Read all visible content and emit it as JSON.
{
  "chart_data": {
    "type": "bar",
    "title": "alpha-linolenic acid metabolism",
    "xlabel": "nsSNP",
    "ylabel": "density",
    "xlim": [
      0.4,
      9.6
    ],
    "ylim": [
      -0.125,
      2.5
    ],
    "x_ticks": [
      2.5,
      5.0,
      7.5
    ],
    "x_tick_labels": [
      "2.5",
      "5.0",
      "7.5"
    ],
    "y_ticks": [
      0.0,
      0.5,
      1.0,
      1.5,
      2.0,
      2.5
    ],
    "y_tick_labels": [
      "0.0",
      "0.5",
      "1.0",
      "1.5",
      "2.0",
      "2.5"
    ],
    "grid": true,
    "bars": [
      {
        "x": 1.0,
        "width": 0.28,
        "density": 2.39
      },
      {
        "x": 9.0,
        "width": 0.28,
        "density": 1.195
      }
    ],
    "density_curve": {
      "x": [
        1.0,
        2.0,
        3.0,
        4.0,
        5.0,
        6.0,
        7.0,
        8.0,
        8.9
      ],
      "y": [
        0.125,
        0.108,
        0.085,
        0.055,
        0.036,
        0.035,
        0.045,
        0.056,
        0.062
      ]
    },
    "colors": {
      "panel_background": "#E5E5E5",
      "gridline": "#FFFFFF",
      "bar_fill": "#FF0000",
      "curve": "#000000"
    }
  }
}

····················

• STATED PROBLEM: Repeat the records above exactly, from the first line to the last.

• RESPONSE TO THIS EXERCISE:
Read all visible content and emit it as JSON.
{
  "chart_data": {
    "type": "bar",
    "title": "alpha-linolenic acid metabolism",
    "xlabel": "nsSNP",
    "ylabel": "density",
    "xlim": [
      0.4,
      9.6
    ],
    "ylim": [
      -0.125,
      2.5
    ],
    "x_ticks": [
      2.5,
      5.0,
      7.5
    ],
    "x_tick_labels": [
      "2.5",
      "5.0",
      "7.5"
    ],
    "y_ticks": [
      0.0,
      0.5,
      1.0,
      1.5,
      2.0,
      2.5
    ],
    "y_tick_labels": [
      "0.0",
      "0.5",
      "1.0",
      "1.5",
      "2.0",
      "2.5"
    ],
    "grid": true,
    "bars": [
      {
        "x": 1.0,
        "width": 0.28,
        "density": 2.39
      },
      {
        "x": 9.0,
        "width": 0.28,
        "density": 1.195
      }
    ],
    "density_curve": {
      "x": [
        1.0,
        2.0,
        3.0,
        4.0,
        5.0,
        6.0,
        7.0,
        8.0,
        8.9
      ],
      "y": [
        0.125,
        0.108,
        0.085,
        0.055,
        0.036,
        0.035,
        0.045,
        0.056,
        0.062
      ]
    },
    "colors": {
      "panel_background": "#E5E5E5",
      "gridline": "#FFFFFF",
      "bar_fill": "#FF0000",
      "curve": "#000000"
    }
  }
}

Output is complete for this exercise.